WHAT IS NEEDED: Which lines of the material contain the word "Position"? Pick out and copy each of them, treating uppercase and lowercase as different.
******************************
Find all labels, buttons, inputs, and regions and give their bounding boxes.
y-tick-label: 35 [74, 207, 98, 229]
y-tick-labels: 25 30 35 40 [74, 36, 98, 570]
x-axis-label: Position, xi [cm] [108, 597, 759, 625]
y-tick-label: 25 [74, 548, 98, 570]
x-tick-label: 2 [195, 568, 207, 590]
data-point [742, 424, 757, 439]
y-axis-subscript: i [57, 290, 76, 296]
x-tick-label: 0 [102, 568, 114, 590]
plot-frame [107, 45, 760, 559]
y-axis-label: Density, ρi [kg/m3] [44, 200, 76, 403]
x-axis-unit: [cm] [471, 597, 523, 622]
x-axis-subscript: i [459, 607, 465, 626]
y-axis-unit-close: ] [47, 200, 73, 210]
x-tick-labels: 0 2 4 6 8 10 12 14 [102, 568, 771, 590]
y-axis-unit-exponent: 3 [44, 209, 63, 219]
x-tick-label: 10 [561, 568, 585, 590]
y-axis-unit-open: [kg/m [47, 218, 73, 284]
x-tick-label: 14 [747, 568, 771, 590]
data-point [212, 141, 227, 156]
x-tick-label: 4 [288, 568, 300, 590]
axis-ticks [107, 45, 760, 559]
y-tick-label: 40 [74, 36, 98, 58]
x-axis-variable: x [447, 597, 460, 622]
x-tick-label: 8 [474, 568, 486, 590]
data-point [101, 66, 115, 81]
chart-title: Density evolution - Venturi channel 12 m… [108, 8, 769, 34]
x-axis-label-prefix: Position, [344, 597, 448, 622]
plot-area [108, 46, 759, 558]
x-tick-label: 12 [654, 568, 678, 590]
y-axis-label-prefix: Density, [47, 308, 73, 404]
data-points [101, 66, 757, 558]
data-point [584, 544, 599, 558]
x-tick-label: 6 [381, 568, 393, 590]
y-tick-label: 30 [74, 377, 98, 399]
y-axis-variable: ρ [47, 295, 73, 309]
******************************
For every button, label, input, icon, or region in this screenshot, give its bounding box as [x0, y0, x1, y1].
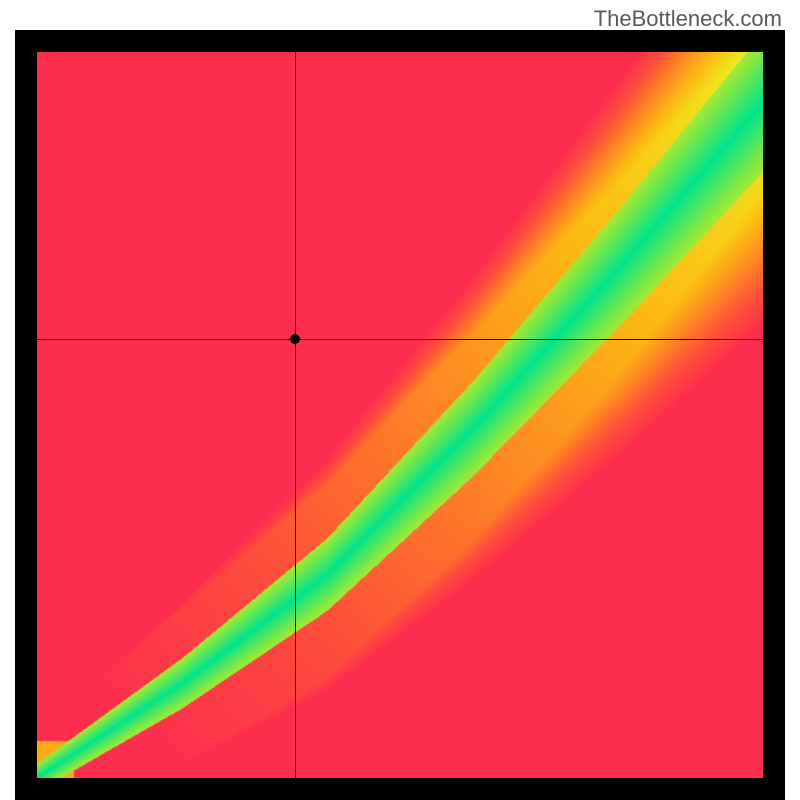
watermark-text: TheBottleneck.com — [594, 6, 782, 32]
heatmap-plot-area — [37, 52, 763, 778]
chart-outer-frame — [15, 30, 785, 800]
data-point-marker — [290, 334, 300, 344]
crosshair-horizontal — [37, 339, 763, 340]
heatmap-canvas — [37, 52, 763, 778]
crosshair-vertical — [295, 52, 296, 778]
******************************
RESPONSE TO THIS EXERCISE:
x-axis-label: Position, xi [cm] [108, 597, 759, 625]
x-axis-label-prefix: Position, [344, 597, 448, 622]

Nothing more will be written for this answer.